[Dataset records]
★ ★ ★ ★

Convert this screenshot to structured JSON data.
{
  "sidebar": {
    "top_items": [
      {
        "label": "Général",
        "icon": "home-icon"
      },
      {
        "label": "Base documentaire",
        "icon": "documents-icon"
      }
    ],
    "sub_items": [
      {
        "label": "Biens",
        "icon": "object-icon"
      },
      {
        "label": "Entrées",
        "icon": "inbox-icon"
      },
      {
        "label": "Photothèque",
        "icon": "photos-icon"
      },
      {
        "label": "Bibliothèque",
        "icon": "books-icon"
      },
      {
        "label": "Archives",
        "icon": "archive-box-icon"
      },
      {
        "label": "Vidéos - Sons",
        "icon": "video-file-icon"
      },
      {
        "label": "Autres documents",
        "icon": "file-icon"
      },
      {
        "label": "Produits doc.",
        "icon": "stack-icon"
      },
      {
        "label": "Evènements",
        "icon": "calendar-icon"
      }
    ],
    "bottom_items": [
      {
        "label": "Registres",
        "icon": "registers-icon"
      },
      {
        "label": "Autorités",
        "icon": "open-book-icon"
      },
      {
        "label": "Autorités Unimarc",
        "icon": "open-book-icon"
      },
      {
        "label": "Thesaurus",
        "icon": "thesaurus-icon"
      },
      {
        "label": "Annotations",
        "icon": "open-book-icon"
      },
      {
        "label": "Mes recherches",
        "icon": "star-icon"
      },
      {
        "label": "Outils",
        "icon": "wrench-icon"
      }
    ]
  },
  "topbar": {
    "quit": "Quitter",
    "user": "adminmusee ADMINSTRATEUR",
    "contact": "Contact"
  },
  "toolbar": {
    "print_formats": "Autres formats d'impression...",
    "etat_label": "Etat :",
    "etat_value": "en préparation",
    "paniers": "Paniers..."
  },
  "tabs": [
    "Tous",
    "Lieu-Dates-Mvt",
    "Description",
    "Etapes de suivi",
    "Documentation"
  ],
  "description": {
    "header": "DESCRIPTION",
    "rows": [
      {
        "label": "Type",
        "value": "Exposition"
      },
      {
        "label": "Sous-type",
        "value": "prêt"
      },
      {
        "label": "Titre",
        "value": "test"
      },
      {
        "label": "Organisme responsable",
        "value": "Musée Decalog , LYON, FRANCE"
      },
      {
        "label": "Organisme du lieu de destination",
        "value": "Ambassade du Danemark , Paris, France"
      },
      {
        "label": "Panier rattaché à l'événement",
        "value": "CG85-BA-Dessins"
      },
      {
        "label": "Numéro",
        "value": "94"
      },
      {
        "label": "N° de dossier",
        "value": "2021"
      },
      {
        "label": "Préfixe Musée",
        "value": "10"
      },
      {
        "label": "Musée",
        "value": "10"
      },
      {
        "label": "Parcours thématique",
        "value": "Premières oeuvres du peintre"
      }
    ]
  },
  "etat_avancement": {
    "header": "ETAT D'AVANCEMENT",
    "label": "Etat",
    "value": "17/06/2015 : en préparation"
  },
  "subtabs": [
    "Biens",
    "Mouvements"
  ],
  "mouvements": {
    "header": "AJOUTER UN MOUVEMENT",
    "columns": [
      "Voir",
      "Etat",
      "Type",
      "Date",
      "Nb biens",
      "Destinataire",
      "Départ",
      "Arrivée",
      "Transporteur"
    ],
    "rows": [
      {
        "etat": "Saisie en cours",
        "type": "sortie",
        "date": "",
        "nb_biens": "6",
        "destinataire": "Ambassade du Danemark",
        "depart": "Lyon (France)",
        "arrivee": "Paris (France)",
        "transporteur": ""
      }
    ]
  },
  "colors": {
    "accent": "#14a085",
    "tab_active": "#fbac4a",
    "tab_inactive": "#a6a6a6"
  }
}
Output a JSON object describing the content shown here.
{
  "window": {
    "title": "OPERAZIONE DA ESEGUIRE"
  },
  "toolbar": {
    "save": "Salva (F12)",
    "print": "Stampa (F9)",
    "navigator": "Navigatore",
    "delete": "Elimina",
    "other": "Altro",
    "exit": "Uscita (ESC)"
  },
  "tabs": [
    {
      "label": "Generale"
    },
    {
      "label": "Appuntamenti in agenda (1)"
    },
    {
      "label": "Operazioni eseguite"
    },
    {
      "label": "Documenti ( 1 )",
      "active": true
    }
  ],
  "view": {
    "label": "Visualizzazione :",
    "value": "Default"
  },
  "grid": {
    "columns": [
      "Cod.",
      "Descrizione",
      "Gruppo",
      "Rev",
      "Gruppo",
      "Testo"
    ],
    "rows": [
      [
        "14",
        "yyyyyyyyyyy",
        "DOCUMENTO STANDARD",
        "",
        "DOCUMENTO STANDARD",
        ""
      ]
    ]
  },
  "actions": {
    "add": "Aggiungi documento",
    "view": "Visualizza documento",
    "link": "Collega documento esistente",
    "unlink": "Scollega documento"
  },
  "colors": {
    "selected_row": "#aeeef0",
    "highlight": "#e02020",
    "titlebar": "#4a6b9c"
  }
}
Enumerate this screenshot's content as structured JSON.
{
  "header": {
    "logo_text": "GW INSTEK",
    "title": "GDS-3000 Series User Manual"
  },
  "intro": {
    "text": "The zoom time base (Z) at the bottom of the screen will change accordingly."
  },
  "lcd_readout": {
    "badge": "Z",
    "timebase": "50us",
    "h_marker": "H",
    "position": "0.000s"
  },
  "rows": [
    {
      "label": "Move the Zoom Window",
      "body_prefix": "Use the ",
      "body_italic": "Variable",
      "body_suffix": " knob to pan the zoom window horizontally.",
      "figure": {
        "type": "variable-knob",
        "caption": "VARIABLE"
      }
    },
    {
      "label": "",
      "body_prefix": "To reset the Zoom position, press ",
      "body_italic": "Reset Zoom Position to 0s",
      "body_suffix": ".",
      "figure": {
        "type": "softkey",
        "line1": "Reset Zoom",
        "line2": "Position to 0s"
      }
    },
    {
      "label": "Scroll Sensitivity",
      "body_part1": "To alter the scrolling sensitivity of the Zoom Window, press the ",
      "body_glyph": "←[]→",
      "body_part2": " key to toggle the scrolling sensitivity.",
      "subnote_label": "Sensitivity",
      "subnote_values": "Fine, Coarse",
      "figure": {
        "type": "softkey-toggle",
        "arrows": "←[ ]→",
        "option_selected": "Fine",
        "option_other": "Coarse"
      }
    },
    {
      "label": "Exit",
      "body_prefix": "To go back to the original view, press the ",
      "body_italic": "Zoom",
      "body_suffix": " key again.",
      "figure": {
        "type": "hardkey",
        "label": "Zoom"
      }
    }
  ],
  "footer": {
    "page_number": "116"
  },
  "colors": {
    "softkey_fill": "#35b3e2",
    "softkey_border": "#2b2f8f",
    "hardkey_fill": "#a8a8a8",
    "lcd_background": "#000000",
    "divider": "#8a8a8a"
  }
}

★ ★ ★ ★

# Aim
From the records above, extract every entry verbatim.

# Exercise result
Convert this screenshot to structured JSON data.
{
  "sidebar": {
    "top_items": [
      {
        "label": "Général",
        "icon": "home-icon"
      },
      {
        "label": "Base documentaire",
        "icon": "documents-icon"
      }
    ],
    "sub_items": [
      {
        "label": "Biens",
        "icon": "object-icon"
      },
      {
        "label": "Entrées",
        "icon": "inbox-icon"
      },
      {
        "label": "Photothèque",
        "icon": "photos-icon"
      },
      {
        "label": "Bibliothèque",
        "icon": "books-icon"
      },
      {
        "label": "Archives",
        "icon": "archive-box-icon"
      },
      {
        "label": "Vidéos - Sons",
        "icon": "video-file-icon"
      },
      {
        "label": "Autres documents",
        "icon": "file-icon"
      },
      {
        "label": "Produits doc.",
        "icon": "stack-icon"
      },
      {
        "label": "Evènements",
        "icon": "calendar-icon"
      }
    ],
    "bottom_items": [
      {
        "label": "Registres",
        "icon": "registers-icon"
      },
      {
        "label": "Autorités",
        "icon": "open-book-icon"
      },
      {
        "label": "Autorités Unimarc",
        "icon": "open-book-icon"
      },
      {
        "label": "Thesaurus",
        "icon": "thesaurus-icon"
      },
      {
        "label": "Annotations",
        "icon": "open-book-icon"
      },
      {
        "label": "Mes recherches",
        "icon": "star-icon"
      },
      {
        "label": "Outils",
        "icon": "wrench-icon"
      }
    ]
  },
  "topbar": {
    "quit": "Quitter",
    "user": "adminmusee ADMINSTRATEUR",
    "contact": "Contact"
  },
  "toolbar": {
    "print_formats": "Autres formats d'impression...",
    "etat_label": "Etat :",
    "etat_value": "en préparation",
    "paniers": "Paniers..."
  },
  "tabs": [
    "Tous",
    "Lieu-Dates-Mvt",
    "Description",
    "Etapes de suivi",
    "Documentation"
  ],
  "description": {
    "header": "DESCRIPTION",
    "rows": [
      {
        "label": "Type",
        "value": "Exposition"
      },
      {
        "label": "Sous-type",
        "value": "prêt"
      },
      {
        "label": "Titre",
        "value": "test"
      },
      {
        "label": "Organisme responsable",
        "value": "Musée Decalog , LYON, FRANCE"
      },
      {
        "label": "Organisme du lieu de destination",
        "value": "Ambassade du Danemark , Paris, France"
      },
      {
        "label": "Panier rattaché à l'événement",
        "value": "CG85-BA-Dessins"
      },
      {
        "label": "Numéro",
        "value": "94"
      },
      {
        "label": "N° de dossier",
        "value": "2021"
      },
      {
        "label": "Préfixe Musée",
        "value": "10"
      },
      {
        "label": "Musée",
        "value": "10"
      },
      {
        "label": "Parcours thématique",
        "value": "Premières oeuvres du peintre"
      }
    ]
  },
  "etat_avancement": {
    "header": "ETAT D'AVANCEMENT",
    "label": "Etat",
    "value": "17/06/2015 : en préparation"
  },
  "subtabs": [
    "Biens",
    "Mouvements"
  ],
  "mouvements": {
    "header": "AJOUTER UN MOUVEMENT",
    "columns": [
      "Voir",
      "Etat",
      "Type",
      "Date",
      "Nb biens",
      "Destinataire",
      "Départ",
      "Arrivée",
      "Transporteur"
    ],
    "rows": [
      {
        "etat": "Saisie en cours",
        "type": "sortie",
        "date": "",
        "nb_biens": "6",
        "destinataire": "Ambassade du Danemark",
        "depart": "Lyon (France)",
        "arrivee": "Paris (France)",
        "transporteur": ""
      }
    ]
  },
  "colors": {
    "accent": "#14a085",
    "tab_active": "#fbac4a",
    "tab_inactive": "#a6a6a6"
  }
}
Output a JSON object describing the content shown here.
{
  "window": {
    "title": "OPERAZIONE DA ESEGUIRE"
  },
  "toolbar": {
    "save": "Salva (F12)",
    "print": "Stampa (F9)",
    "navigator": "Navigatore",
    "delete": "Elimina",
    "other": "Altro",
    "exit": "Uscita (ESC)"
  },
  "tabs": [
    {
      "label": "Generale"
    },
    {
      "label": "Appuntamenti in agenda (1)"
    },
    {
      "label": "Operazioni eseguite"
    },
    {
      "label": "Documenti ( 1 )",
      "active": true
    }
  ],
  "view": {
    "label": "Visualizzazione :",
    "value": "Default"
  },
  "grid": {
    "columns": [
      "Cod.",
      "Descrizione",
      "Gruppo",
      "Rev",
      "Gruppo",
      "Testo"
    ],
    "rows": [
      [
        "14",
        "yyyyyyyyyyy",
        "DOCUMENTO STANDARD",
        "",
        "DOCUMENTO STANDARD",
        ""
      ]
    ]
  },
  "actions": {
    "add": "Aggiungi documento",
    "view": "Visualizza documento",
    "link": "Collega documento esistente",
    "unlink": "Scollega documento"
  },
  "colors": {
    "selected_row": "#aeeef0",
    "highlight": "#e02020",
    "titlebar": "#4a6b9c"
  }
}
Enumerate this screenshot's content as structured JSON.
{
  "header": {
    "logo_text": "GW INSTEK",
    "title": "GDS-3000 Series User Manual"
  },
  "intro": {
    "text": "The zoom time base (Z) at the bottom of the screen will change accordingly."
  },
  "lcd_readout": {
    "badge": "Z",
    "timebase": "50us",
    "h_marker": "H",
    "position": "0.000s"
  },
  "rows": [
    {
      "label": "Move the Zoom Window",
      "body_prefix": "Use the ",
      "body_italic": "Variable",
      "body_suffix": " knob to pan the zoom window horizontally.",
      "figure": {
        "type": "variable-knob",
        "caption": "VARIABLE"
      }
    },
    {
      "label": "",
      "body_prefix": "To reset the Zoom position, press ",
      "body_italic": "Reset Zoom Position to 0s",
      "body_suffix": ".",
      "figure": {
        "type": "softkey",
        "line1": "Reset Zoom",
        "line2": "Position to 0s"
      }
    },
    {
      "label": "Scroll Sensitivity",
      "body_part1": "To alter the scrolling sensitivity of the Zoom Window, press the ",
      "body_glyph": "←[]→",
      "body_part2": " key to toggle the scrolling sensitivity.",
      "subnote_label": "Sensitivity",
      "subnote_values": "Fine, Coarse",
      "figure": {
        "type": "softkey-toggle",
        "arrows": "←[ ]→",
        "option_selected": "Fine",
        "option_other": "Coarse"
      }
    },
    {
      "label": "Exit",
      "body_prefix": "To go back to the original view, press the ",
      "body_italic": "Zoom",
      "body_suffix": " key again.",
      "figure": {
        "type": "hardkey",
        "label": "Zoom"
      }
    }
  ],
  "footer": {
    "page_number": "116"
  },
  "colors": {
    "softkey_fill": "#35b3e2",
    "softkey_border": "#2b2f8f",
    "hardkey_fill": "#a8a8a8",
    "lcd_background": "#000000",
    "divider": "#8a8a8a"
  }
}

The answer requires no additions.